## BEGIN Information shown

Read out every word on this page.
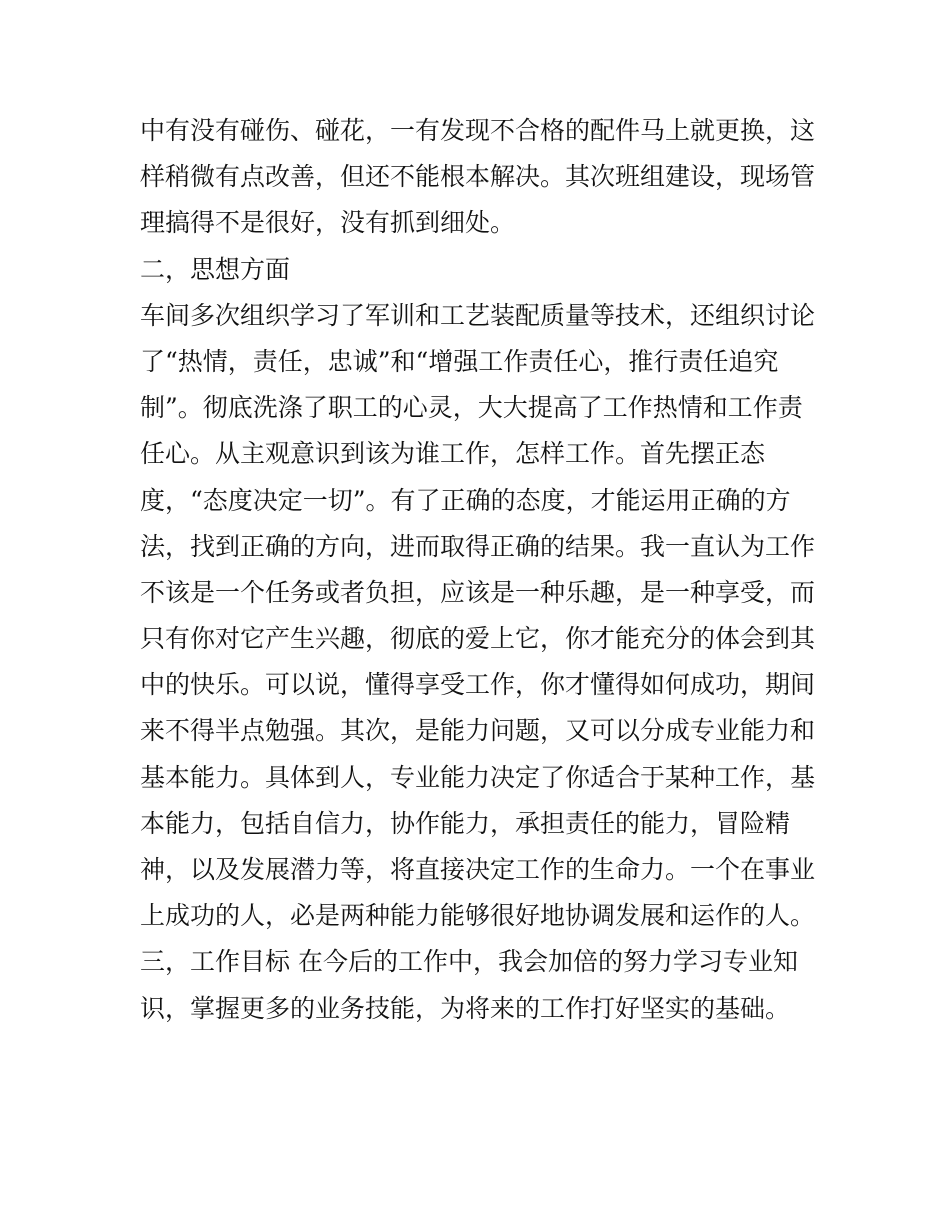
中有没有碰伤、碰花，一有发现不合格的配件马上就更换，这
样稍微有点改善，但还不能根本解决。其次班组建设，现场管
理搞得不是很好，没有抓到细处。
二，思想方面
车间多次组织学习了军训和工艺装配质量等技术，还组织讨论
了“热情，责任，忠诚”和“增强工作责任心，推行责任追究
制”。彻底洗涤了职工的心灵，大大提高了工作热情和工作责
任心。从主观意识到该为谁工作，怎样工作。首先摆正态
度，“态度决定一切”。有了正确的态度，才能运用正确的方
法，找到正确的方向，进而取得正确的结果。我一直认为工作
不该是一个任务或者负担，应该是一种乐趣，是一种享受，而
只有你对它产生兴趣，彻底的爱上它，你才能充分的体会到其
中的快乐。可以说，懂得享受工作，你才懂得如何成功，期间
来不得半点勉强。其次，是能力问题，又可以分成专业能力和
基本能力。具体到人，专业能力决定了你适合于某种工作，基
本能力，包括自信力，协作能力，承担责任的能力，冒险精
神，以及发展潜力等，将直接决定工作的生命力。一个在事业
上成功的人，必是两种能力能够很好地协调发展和运作的人。
三，工作目标 在今后的工作中，我会加倍的努力学习专业知
识，掌握更多的业务技能，为将来的工作打好坚实的基础。
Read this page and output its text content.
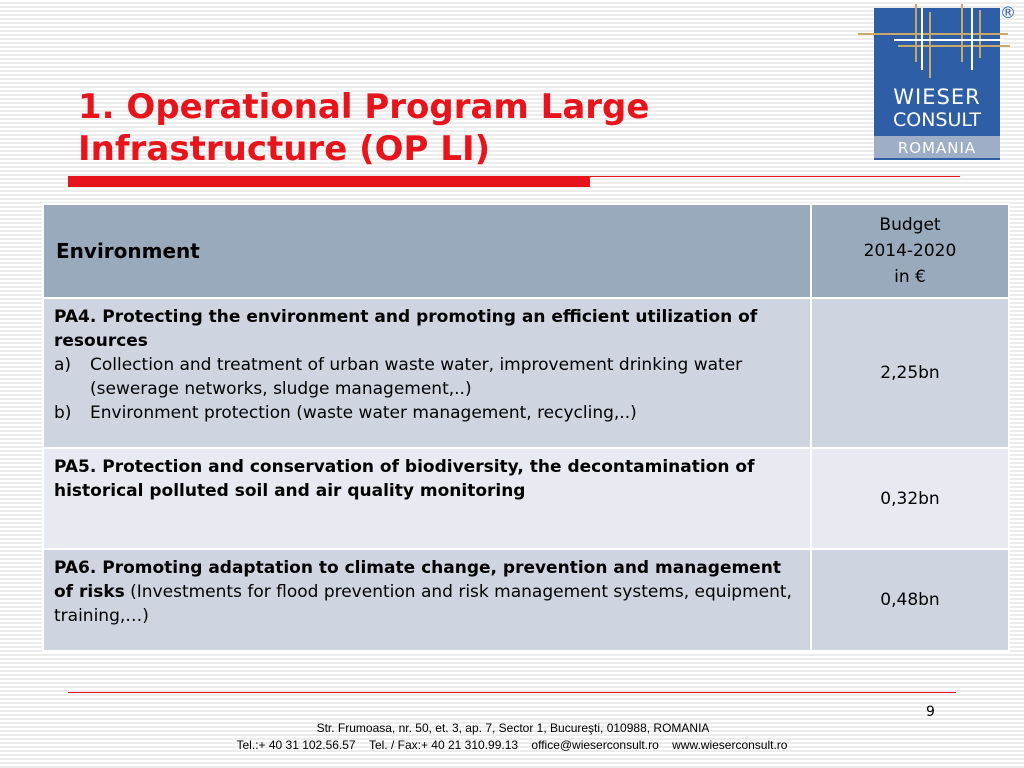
1. Operational Program Large
Infrastructure (OP LI)
WIESER
CONSULT
ROMANIA
®
Environment	Budget
2014-2020
in €

PA4. Protecting the environment and promoting an efficient utilization of resources
a) Collection and treatment of urban waste water, improvement drinking water (sewerage networks, sludge management,..)
b) Environment protection (waste water management, recycling,..)	2,25bn

PA5. Protection and conservation of biodiversity, the decontamination of historical polluted soil and air quality monitoring	0,32bn
PA6. Promoting adaptation to climate change, prevention and management of risks (Investments for flood prevention and risk management systems, equipment, training,…)	0,48bn
9
Str. Frumoasa, nr. 50, et. 3, ap. 7, Sector 1, Bucureşti, 010988, ROMANIA
Tel.:+ 40 31 102.56.57 Tel. / Fax:+ 40 21 310.99.13 office@wieserconsult.ro www.wieserconsult.ro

## END Information shown

Copy each line of the listing that contains the string "water".

→ **Exercise output**
a) Collection and treatment of urban waste water, improvement drinking water (sewerage networks, sludge management,..)
b) Environment protection (waste water management, recycling,..)	2,25bn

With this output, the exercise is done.